課題一覧:
A: ロシアの水素に関する文章のうち、「上述の通り、Gazpromは」を含む箇所から始めて「[27] IOD(2020年8月14日)」の直後で止めた部分を、一字一句変えずに返してもらえますか。
B: ロシアの水素に関する文章によると、BPは次の10年で低炭素エネルギーへの支出を何倍に増やす計画ですか。

出典:
Rosatomは、原子力発電からの電力による水の電気分解で生産するイエロー水素の生産を模索する。2019年11月、日本で第二回水素閣僚会議が開催された際に、経済産業省資源エネルギー庁とRosatomの子会社であるRosatom Overseas社は、水素サプライチェーンに関する実現可能性調査を行うことについての協力覚書を締結しているが[26]、これは今回のロードマップの中で、原子力発電からの電力を用いた水の電気分解による水素生産プログラムを立ち上げ、2020年から2021年には実際に水素を輸出するための実現可能性調査を実施するための布石とも考えられるだろう。

また、今回のロードマップで明示的に言及されていないが、他社の動きでは、NOVATEKも水素生産に関心があり、同社ギャトヴェイ副社長が、同社が水素生産の商業的側面を検討しているとコメントしたことがある。さらに、Rosneftは長期的な炭素戦略を年内に明らかにすることを発表している[27]。大株主であるBPは今後石油ガス生産を40%縮小し、2050年までの二酸化炭素排出量正味ゼロの実現に向けて、次の10年で低炭素エネルギーへの支出を10倍に増やす計画を発表していることも同社に影響を与えているのだろう。

上述の通り、Gazpromは既存天然ガスパイプラインへの混合輸送により、生産された水素を欧州市場へ輸出することを検討しており、このことは莫大な費用が必要となる新規水素パイプラインの建設を回避し、天然ガスに加えて更に高価となると想定される水素を欧州に販売し、脱炭素化を進めてもロシアのドル箱を維持できるかもしれないという点で、ロシアにとっては極めて有利な選択肢である。他方で、ウクライナのガス輸送システム社のマコゴンCEOはウクライナ国内のガス輸送ネットワークを介して水素を輸送できるかどうかを検討しているとコメントしている反面、「ウクライナの天然ガスパイプラインは非常に古く、水素を輸送することを可能にするかどうか十分な検討が必要。金属パイプの内側にプラスチックパイプを挿入する技術により輸送の可能性はあり得るが、水素は攻撃的なガスであり、鉄の腐食を引き起こす可能性がある」と問題視もしている[28]


[27] IOD(2020年8月14日)

元データ:
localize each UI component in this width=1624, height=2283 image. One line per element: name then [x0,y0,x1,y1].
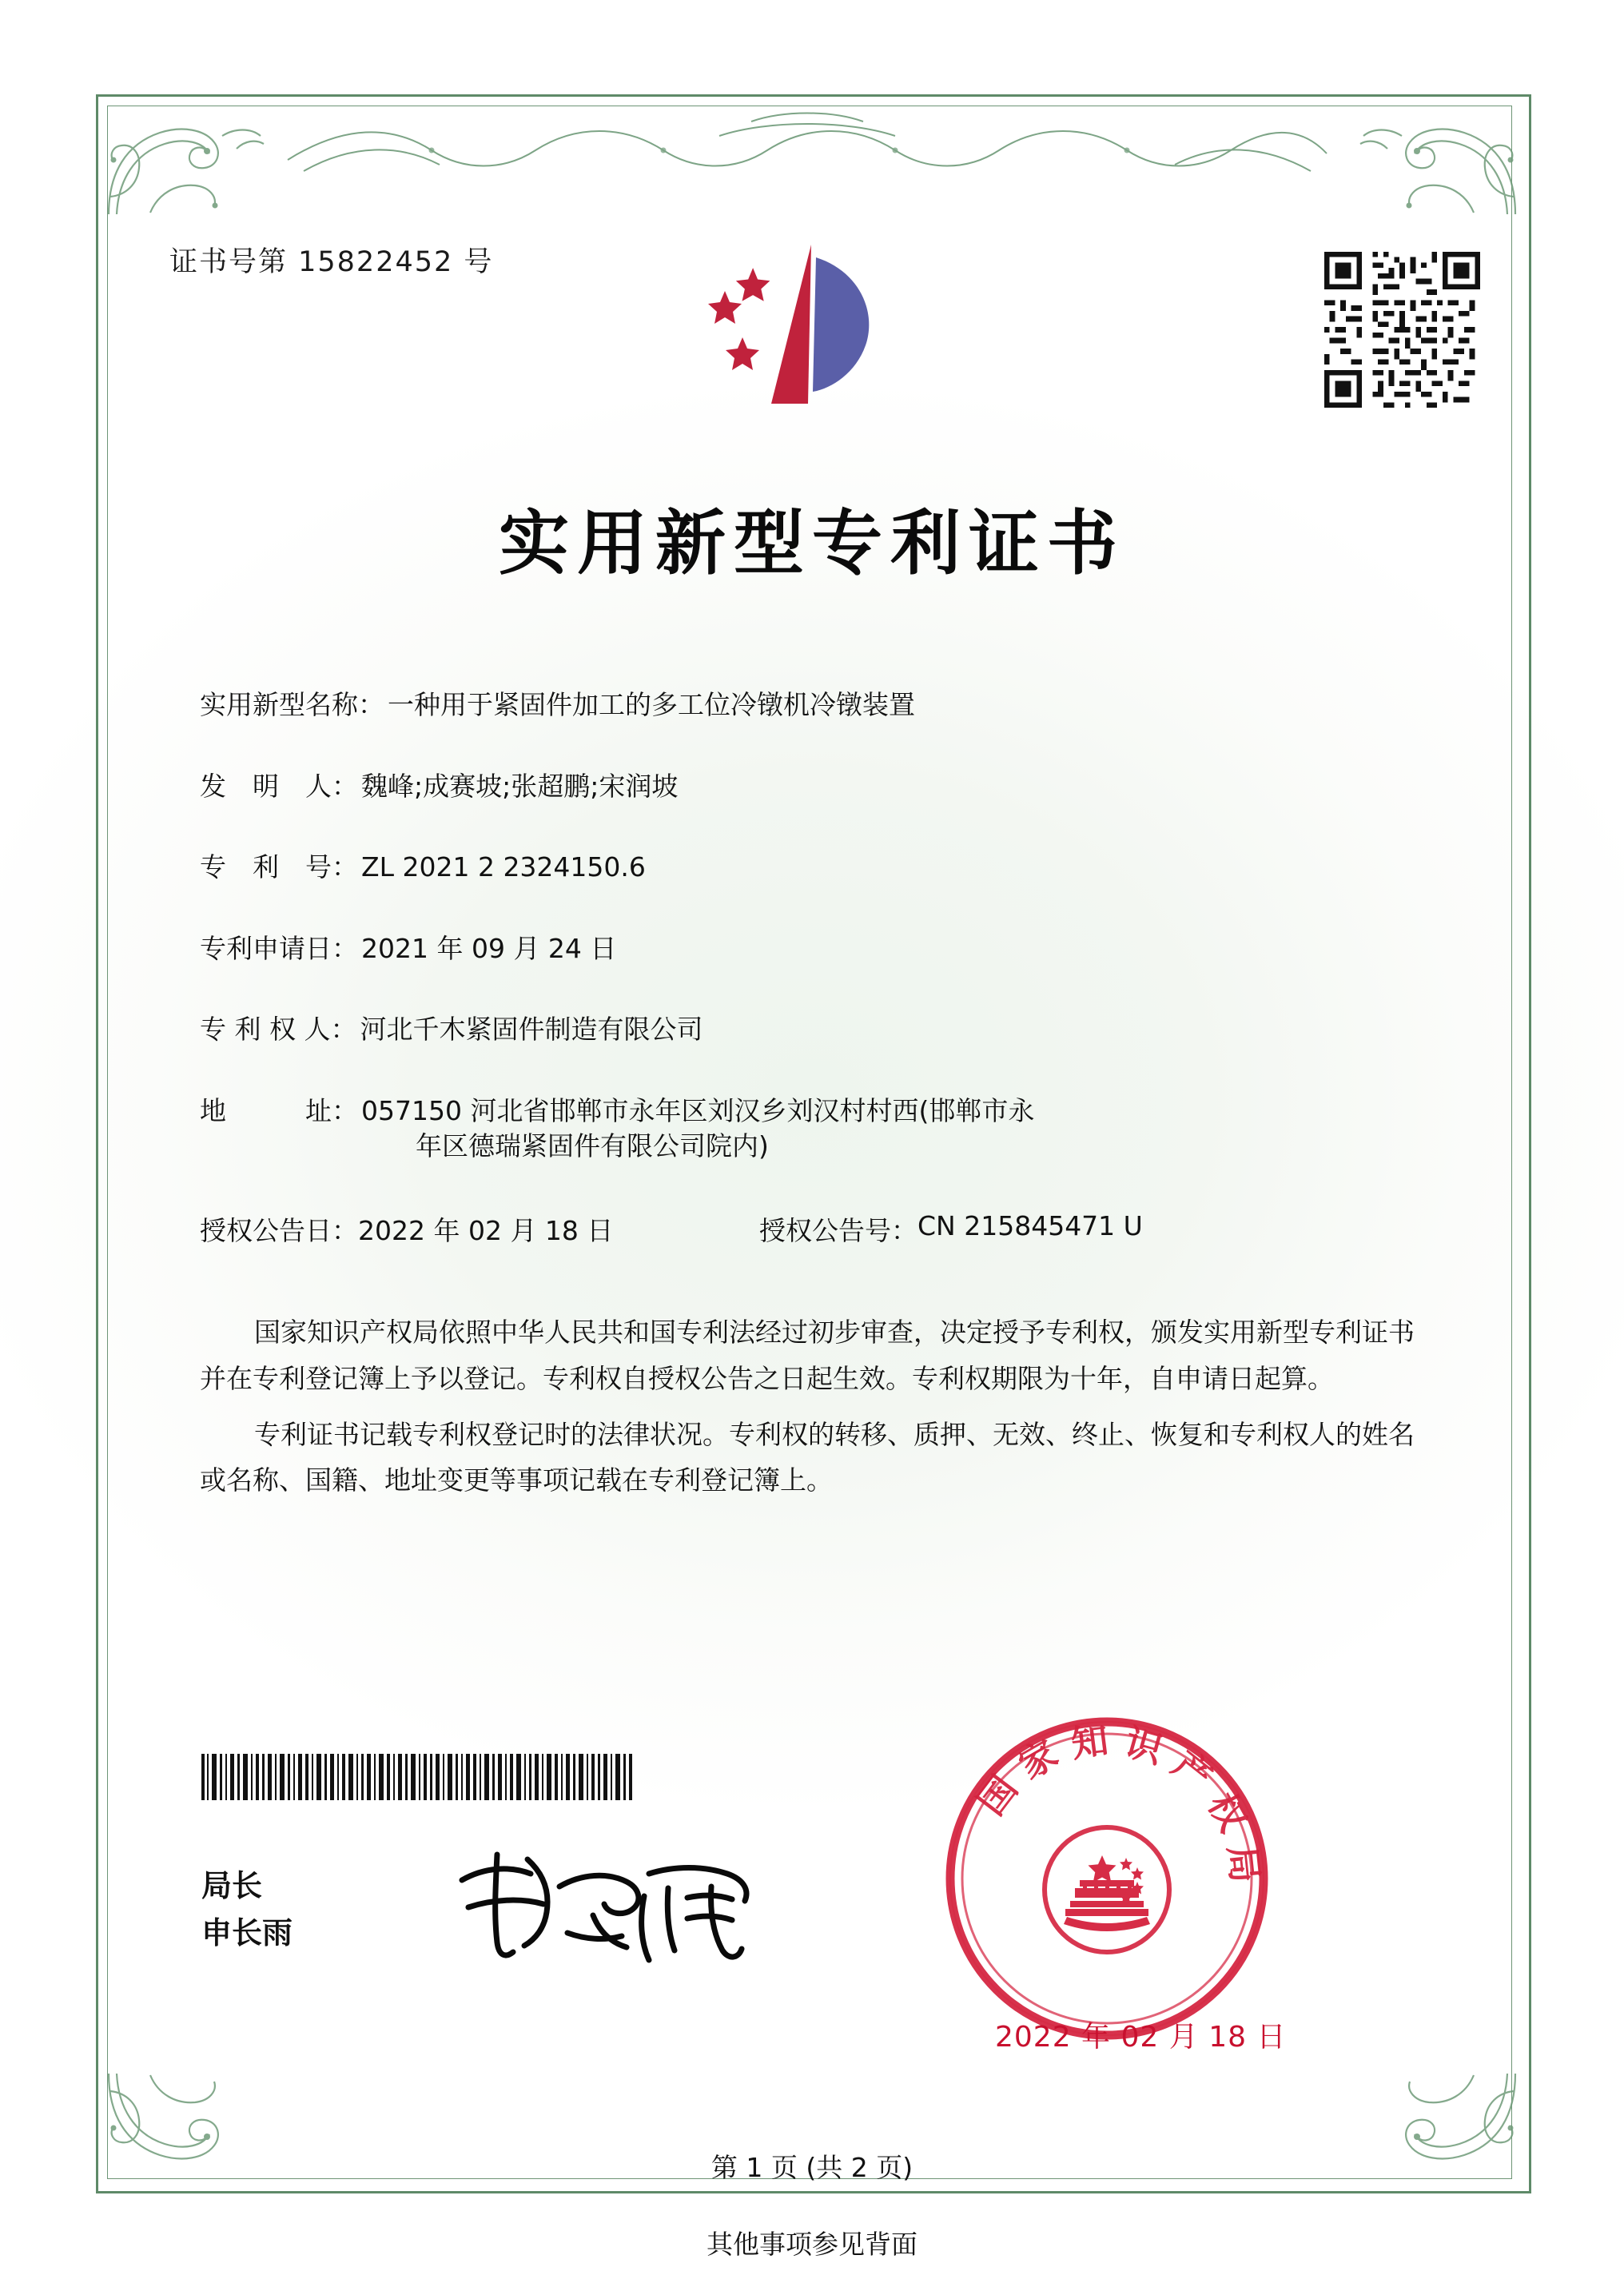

課題別の結果:
A:
上述の通り、Gazpromは既存天然ガスパイプラインへの混合輸送により、生産された水素を欧州市場へ輸出することを検討しており、このことは莫大な費用が必要となる新規水素パイプラインの建設を回避し、天然ガスに加えて更に高価となると想定される水素を欧州に販売し、脱炭素化を進めてもロシアのドル箱を維持できるかもしれないという点で、ロシアにとっては極めて有利な選択肢である。他方で、ウクライナのガス輸送システム社のマコゴンCEOはウクライナ国内のガス輸送ネットワークを介して水素を輸送できるかどうかを検討しているとコメントしている反面、「ウクライナの天然ガスパイプラインは非常に古く、水素を輸送することを可能にするかどうか十分な検討が必要。金属パイプの内側にプラスチックパイプを挿入する技術により輸送の可能性はあり得るが、水素は攻撃的なガスであり、鉄の腐食を引き起こす可能性がある」と問題視もしている[28]


[27] IOD(2020年8月14日)

B: 10倍に増やす計画です。